## [TEXT PROVIDED]
Alaska Today, Southwest Tomorrow
"I hope that the United States of America is not so rich that she can afford to let these wildernesses pass by. Or so poor that she cannot afford to keep them."
- Margaret Murie
The Porcupine caribou herd is mustering to make its annual trek over muskeg and tundra under a sky growing lighter by the day to the coastal plain of the Arctic National Wildlife Refuge. While there, 50,000 calves will be born, continuing a cycle of migration, death, and renewal that has been ticking for thousands of years. The natives who live on the plain, the Gwich'in, call themselves "the Caribou people" and fear that this herd, part and parcel of their culture, will soon go the way of the buffalo of the Great Plains. That fear, sadly, is not misplaced.
In Seattle recently, I heard that Congress included Arctic drilling in the FY06 budget resolution. Seattle, normally a rainy city, was in the midst of a spate of sun. But with my arrival came the clouds, and I wasn't appreciative of the omen.

## [TASK STATEMENT]
Duplicate the Arctic refuge piece above word for word, from its title through its final sentence.

## [DATA LISTING]
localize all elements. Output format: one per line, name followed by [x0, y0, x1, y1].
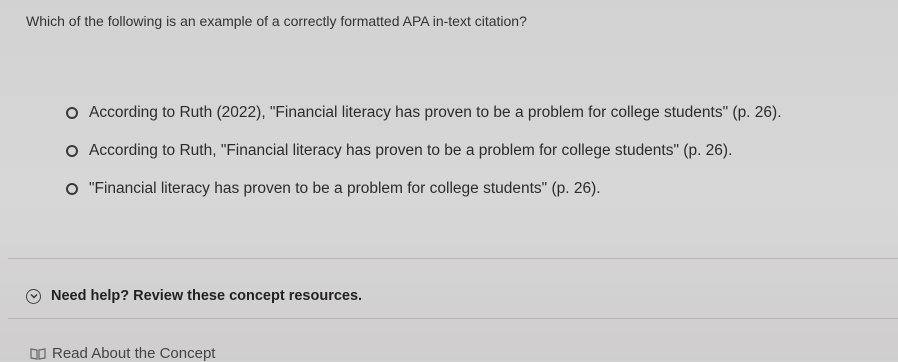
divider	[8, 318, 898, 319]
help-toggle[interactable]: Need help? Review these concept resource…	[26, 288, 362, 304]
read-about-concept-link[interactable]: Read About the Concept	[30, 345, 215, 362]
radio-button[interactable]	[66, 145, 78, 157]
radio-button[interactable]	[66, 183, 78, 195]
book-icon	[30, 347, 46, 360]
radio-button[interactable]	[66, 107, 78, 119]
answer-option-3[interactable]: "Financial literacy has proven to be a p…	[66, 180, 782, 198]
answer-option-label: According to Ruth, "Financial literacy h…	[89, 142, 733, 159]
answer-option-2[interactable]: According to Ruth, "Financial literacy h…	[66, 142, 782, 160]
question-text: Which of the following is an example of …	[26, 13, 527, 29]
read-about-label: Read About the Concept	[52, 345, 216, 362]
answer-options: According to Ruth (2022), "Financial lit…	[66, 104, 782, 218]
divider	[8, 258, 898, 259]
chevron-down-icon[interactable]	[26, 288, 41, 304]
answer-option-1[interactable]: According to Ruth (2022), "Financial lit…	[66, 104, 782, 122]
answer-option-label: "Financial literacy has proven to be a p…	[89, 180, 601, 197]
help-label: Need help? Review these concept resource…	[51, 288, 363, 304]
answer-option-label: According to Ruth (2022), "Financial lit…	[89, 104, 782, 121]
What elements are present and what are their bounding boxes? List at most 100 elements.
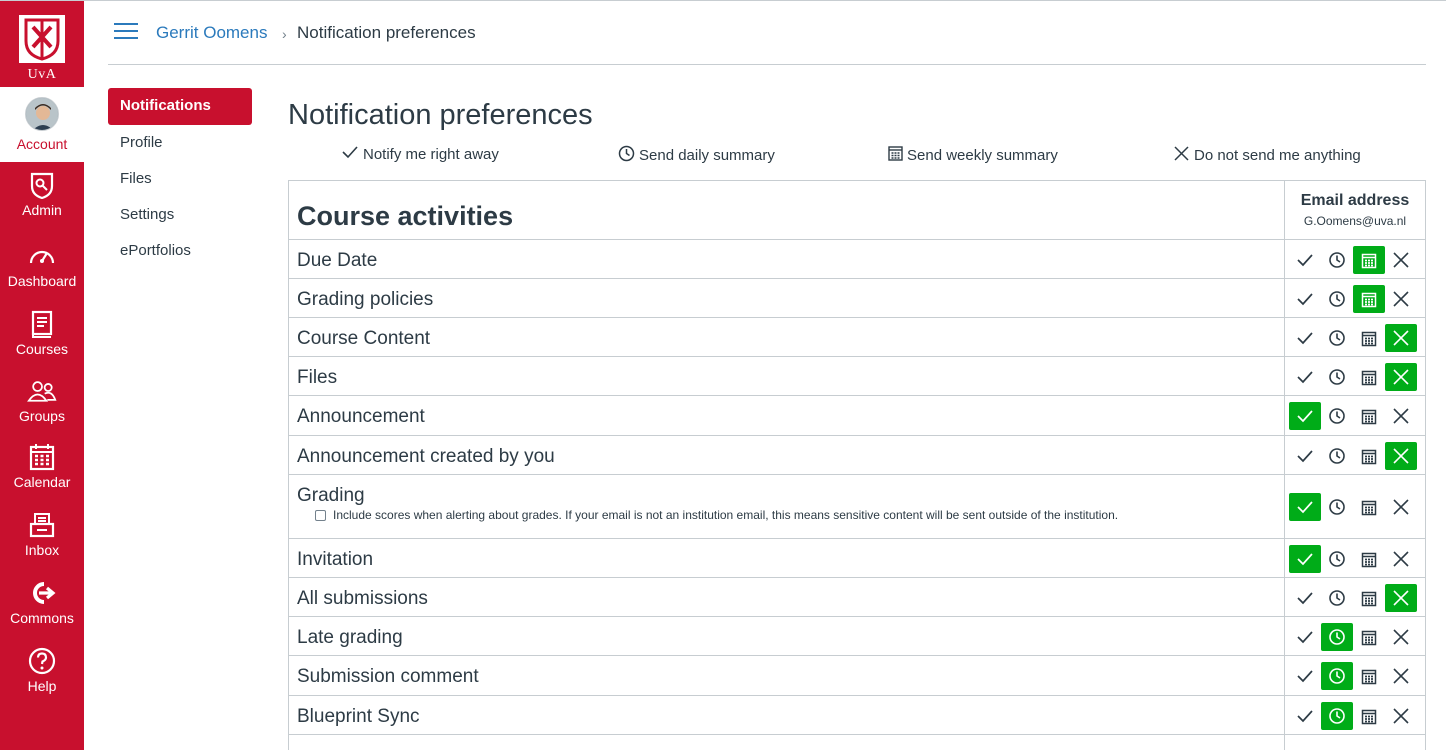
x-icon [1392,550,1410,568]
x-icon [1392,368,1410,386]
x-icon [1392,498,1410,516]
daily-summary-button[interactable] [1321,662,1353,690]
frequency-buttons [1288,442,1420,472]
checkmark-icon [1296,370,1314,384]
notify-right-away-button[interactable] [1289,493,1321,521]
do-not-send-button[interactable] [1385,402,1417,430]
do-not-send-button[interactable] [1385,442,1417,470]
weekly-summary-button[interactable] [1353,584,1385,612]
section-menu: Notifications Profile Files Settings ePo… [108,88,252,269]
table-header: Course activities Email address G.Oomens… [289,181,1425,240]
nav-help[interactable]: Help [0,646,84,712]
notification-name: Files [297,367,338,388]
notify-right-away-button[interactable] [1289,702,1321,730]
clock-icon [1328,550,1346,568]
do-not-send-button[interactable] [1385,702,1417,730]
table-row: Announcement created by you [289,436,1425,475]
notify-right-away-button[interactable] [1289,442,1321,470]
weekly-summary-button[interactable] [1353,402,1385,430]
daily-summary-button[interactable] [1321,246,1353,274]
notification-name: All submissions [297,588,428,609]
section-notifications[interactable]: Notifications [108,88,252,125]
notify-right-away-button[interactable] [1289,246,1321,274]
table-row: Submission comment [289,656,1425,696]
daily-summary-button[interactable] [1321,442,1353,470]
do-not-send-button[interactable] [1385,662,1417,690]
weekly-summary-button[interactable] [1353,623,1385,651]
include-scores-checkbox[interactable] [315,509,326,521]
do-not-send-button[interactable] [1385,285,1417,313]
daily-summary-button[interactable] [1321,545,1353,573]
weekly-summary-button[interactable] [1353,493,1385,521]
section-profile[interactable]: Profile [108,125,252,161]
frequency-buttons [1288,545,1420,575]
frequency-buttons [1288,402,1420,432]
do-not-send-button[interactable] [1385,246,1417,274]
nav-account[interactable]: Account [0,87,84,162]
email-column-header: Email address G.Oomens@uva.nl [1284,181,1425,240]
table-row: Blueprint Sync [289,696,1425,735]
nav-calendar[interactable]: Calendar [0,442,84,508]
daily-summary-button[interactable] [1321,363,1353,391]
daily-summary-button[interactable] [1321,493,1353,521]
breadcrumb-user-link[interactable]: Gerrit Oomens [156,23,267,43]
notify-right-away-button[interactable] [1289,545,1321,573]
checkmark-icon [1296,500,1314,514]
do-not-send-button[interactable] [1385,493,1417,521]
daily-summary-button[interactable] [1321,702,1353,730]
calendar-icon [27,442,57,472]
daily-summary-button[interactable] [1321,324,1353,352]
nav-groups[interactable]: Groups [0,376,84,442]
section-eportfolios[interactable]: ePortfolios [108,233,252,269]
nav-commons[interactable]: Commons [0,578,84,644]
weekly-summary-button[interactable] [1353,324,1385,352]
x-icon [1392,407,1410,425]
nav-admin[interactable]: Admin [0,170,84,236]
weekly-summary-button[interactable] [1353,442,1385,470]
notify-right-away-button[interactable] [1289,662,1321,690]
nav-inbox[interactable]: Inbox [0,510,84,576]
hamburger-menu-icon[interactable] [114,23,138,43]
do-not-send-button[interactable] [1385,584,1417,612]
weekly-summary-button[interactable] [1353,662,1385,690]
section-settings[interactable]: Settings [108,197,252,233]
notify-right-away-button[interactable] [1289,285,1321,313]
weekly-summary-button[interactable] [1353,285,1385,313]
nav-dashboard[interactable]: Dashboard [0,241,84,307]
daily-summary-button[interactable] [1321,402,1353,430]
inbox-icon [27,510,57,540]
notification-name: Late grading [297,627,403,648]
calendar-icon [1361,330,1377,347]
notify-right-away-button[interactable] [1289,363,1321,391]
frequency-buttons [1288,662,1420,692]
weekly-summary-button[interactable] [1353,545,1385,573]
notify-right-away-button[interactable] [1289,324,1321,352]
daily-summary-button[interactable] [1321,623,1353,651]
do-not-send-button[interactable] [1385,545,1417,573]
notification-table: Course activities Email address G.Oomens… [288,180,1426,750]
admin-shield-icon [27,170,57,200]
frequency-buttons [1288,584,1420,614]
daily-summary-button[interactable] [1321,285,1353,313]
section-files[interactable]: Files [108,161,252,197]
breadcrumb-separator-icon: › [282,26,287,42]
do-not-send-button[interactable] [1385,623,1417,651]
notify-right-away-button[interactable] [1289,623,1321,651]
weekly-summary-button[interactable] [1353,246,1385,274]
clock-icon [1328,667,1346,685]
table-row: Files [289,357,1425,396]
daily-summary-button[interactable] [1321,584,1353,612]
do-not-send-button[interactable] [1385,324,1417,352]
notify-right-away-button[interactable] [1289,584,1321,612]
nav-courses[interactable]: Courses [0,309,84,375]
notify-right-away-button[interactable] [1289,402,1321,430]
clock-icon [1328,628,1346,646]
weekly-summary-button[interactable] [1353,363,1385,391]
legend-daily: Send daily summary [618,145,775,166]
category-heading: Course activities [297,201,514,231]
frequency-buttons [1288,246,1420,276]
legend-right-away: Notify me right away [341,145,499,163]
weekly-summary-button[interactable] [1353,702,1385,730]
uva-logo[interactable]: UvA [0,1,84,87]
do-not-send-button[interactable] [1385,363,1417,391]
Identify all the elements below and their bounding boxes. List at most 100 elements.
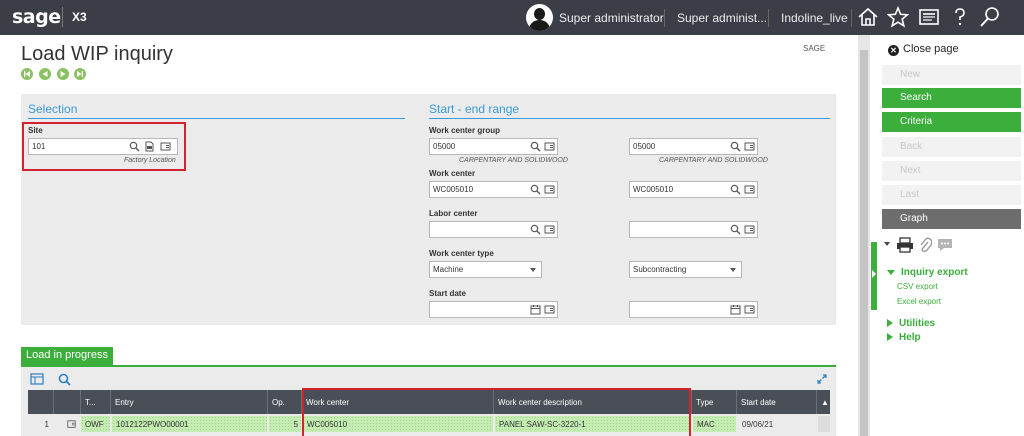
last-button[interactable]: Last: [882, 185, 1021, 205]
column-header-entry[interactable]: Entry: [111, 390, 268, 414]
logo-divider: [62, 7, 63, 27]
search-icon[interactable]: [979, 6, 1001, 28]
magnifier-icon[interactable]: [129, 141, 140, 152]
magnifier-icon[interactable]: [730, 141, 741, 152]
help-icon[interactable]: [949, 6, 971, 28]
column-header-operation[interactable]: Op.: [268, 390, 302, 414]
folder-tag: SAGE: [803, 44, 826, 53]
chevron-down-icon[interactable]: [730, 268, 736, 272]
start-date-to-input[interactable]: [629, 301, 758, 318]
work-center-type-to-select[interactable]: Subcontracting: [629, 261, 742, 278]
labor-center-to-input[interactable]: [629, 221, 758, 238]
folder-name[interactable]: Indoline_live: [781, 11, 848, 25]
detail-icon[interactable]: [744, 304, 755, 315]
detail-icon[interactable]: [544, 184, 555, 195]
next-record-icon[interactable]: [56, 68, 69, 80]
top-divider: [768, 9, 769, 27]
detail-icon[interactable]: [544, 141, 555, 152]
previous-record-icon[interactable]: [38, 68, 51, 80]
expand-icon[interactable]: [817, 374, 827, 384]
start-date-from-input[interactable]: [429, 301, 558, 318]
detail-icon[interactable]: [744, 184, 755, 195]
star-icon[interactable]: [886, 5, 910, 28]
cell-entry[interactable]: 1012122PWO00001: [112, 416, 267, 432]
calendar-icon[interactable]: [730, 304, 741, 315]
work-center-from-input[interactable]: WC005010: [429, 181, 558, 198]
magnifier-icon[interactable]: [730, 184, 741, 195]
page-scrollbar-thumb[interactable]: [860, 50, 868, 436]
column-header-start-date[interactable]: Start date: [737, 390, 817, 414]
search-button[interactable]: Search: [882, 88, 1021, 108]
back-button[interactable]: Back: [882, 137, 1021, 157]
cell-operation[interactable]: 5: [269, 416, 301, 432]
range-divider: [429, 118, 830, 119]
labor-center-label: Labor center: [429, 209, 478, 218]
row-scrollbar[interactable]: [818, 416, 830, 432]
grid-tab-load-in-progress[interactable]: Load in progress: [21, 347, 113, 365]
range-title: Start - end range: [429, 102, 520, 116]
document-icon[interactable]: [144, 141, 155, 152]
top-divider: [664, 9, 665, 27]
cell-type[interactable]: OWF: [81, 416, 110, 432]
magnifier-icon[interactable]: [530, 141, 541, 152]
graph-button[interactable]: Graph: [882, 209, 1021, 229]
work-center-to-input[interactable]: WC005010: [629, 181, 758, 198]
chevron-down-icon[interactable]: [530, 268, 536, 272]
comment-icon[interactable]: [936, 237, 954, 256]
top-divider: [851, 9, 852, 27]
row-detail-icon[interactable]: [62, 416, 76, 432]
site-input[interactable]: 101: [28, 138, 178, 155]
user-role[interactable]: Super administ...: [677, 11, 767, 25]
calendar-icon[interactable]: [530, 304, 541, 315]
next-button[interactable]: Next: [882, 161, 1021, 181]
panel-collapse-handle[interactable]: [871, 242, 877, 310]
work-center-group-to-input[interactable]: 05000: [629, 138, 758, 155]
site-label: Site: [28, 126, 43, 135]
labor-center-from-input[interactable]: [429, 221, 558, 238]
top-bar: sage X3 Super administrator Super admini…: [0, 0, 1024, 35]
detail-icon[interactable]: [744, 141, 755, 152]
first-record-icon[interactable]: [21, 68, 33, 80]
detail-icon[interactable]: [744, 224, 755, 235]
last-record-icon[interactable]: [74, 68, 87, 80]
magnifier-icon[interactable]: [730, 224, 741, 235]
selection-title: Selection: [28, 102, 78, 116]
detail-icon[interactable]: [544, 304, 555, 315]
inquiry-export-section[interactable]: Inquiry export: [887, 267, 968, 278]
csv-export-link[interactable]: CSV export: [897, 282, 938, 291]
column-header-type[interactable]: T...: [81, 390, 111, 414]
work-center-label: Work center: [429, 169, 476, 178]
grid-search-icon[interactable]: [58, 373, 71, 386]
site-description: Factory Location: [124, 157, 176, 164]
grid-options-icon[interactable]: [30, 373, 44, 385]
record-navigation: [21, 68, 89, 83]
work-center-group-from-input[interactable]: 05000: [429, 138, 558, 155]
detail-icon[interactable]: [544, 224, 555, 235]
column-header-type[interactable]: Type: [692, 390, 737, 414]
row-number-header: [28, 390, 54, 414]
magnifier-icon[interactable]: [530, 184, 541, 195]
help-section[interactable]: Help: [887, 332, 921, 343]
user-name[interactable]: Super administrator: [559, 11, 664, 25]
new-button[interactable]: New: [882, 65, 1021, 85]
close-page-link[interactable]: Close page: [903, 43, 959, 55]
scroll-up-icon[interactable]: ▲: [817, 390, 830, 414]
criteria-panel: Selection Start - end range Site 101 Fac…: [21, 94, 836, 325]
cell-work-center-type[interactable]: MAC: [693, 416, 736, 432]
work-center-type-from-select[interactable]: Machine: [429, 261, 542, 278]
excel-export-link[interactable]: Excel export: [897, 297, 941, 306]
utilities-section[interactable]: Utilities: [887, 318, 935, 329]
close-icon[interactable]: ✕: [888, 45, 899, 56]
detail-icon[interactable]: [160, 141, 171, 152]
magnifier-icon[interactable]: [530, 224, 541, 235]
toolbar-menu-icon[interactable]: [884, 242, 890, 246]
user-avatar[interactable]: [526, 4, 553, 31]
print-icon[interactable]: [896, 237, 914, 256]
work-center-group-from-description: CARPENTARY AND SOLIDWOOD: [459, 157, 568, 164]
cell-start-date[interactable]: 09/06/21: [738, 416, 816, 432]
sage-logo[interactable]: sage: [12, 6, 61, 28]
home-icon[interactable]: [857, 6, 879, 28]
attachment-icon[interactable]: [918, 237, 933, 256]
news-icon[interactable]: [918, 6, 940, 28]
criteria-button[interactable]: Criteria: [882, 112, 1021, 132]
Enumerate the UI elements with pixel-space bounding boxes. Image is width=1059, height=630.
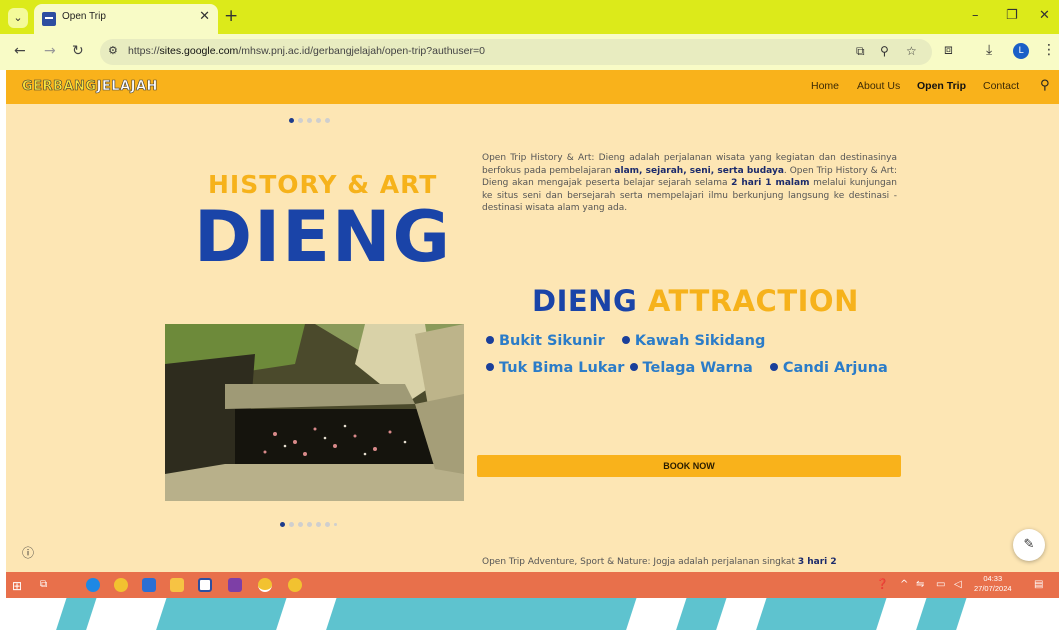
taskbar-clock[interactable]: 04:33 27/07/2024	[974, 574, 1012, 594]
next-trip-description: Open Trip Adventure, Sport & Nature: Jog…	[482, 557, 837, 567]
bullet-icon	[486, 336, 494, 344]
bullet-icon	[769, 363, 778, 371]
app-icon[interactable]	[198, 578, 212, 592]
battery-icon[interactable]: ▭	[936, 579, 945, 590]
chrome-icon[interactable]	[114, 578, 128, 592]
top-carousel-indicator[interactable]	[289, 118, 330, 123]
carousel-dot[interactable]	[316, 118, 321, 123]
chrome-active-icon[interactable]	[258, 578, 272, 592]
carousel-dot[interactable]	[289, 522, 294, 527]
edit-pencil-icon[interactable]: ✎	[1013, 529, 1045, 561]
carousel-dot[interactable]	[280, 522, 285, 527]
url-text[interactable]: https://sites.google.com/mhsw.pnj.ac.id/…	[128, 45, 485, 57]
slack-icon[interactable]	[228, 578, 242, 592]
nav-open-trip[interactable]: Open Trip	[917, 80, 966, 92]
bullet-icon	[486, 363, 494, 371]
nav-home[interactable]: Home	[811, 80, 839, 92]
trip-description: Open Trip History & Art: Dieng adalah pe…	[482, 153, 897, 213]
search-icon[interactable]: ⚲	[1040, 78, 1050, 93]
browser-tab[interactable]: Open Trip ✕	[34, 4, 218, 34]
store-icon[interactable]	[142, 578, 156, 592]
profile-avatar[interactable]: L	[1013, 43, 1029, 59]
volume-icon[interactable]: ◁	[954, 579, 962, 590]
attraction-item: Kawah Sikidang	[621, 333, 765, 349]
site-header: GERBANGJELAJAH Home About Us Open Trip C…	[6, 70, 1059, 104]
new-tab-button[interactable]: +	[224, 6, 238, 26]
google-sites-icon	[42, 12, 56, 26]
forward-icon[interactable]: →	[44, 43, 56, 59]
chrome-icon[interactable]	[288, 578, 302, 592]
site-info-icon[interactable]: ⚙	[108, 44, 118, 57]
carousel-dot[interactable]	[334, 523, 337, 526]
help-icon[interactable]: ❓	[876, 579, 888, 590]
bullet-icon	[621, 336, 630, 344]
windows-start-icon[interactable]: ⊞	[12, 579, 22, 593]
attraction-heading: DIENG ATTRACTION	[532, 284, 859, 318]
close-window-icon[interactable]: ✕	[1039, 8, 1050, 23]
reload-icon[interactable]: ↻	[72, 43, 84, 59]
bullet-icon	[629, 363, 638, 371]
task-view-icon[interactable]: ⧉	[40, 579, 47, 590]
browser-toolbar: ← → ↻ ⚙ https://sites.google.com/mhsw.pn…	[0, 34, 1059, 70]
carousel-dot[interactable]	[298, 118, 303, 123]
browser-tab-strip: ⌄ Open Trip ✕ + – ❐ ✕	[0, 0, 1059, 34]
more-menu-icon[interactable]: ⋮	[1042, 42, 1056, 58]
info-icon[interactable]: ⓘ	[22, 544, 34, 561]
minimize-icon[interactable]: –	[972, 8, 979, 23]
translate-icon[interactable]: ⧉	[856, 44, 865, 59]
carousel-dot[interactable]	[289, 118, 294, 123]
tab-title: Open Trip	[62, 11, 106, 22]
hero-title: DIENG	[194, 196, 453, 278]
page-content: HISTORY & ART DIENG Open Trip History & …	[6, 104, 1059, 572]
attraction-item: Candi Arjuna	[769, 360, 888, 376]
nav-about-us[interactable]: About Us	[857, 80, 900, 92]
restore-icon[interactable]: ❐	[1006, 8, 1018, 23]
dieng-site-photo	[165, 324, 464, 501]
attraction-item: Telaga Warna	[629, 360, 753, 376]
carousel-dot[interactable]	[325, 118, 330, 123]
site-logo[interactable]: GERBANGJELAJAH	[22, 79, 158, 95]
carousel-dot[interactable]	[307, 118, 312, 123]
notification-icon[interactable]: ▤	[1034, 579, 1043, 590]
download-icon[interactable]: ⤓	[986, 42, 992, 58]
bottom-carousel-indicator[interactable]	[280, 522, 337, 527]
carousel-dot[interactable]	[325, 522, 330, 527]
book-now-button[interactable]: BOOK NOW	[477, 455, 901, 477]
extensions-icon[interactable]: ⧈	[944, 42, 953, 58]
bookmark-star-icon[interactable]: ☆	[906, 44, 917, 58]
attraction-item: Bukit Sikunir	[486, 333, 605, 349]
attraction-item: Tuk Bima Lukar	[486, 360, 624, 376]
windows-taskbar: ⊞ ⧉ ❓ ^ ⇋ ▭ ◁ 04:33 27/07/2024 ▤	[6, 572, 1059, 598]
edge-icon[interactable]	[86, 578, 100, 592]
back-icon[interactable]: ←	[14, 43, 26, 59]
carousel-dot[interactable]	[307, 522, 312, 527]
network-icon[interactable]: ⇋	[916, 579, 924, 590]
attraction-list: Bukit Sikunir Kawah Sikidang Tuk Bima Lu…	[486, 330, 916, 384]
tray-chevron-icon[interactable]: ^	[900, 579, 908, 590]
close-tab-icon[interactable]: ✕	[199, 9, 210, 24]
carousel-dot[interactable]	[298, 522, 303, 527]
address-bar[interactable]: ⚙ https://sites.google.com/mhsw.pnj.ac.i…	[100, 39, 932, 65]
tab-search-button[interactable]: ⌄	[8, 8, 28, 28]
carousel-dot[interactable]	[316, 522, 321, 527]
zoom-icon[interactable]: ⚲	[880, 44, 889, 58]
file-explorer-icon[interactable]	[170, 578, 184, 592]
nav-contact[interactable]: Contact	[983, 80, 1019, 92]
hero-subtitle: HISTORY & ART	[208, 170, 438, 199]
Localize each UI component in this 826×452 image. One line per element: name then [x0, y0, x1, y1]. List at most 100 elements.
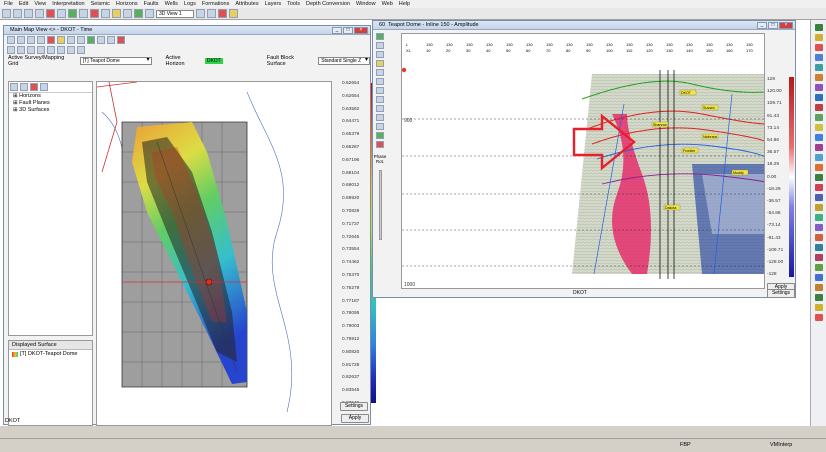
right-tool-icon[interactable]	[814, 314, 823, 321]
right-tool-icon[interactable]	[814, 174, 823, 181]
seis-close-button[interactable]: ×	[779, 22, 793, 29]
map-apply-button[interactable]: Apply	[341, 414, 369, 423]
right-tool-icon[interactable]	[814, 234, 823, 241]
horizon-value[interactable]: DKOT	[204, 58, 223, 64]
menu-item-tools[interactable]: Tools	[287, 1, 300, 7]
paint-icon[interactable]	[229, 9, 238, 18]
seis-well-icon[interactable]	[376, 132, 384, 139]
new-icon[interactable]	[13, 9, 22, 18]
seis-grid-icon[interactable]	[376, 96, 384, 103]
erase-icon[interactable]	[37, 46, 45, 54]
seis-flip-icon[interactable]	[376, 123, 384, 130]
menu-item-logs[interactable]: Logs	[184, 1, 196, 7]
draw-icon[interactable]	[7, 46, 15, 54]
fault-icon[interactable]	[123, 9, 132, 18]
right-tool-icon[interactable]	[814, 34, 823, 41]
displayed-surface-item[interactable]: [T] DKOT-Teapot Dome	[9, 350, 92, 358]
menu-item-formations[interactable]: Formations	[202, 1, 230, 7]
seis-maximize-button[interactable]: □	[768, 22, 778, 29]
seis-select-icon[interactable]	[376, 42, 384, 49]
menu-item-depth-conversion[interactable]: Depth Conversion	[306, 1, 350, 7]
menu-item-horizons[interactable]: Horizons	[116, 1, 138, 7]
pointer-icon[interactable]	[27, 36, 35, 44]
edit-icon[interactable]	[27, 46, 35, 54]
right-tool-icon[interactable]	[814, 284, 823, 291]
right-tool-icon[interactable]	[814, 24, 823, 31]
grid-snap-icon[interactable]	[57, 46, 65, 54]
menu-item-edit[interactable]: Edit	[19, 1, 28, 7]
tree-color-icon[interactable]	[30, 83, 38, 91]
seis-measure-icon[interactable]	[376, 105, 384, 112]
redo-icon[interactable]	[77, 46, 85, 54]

## [ANSWER BELOW]
Alaska Today, Southwest Tomorrow
"I hope that the United States of America is not so rich that she can afford to let these wildernesses pass by. Or so poor that she cannot afford to keep them."
- Margaret Murie
The Porcupine caribou herd is mustering to make its annual trek over muskeg and tundra under a sky growing lighter by the day to the coastal plain of the Arctic National Wildlife Refuge. While there, 50,000 calves will be born, continuing a cycle of migration, death, and renewal that has been ticking for thousands of years. The natives who live on the plain, the Gwich'in, call themselves "the Caribou people" and fear that this herd, part and parcel of their culture, will soon go the way of the buffalo of the Great Plains. That fear, sadly, is not misplaced.
In Seattle recently, I heard that Congress included Arctic drilling in the FY06 budget resolution. Seattle, normally a rainy city, was in the midst of a spate of sun. But with my arrival came the clouds, and I wasn't appreciative of the omen.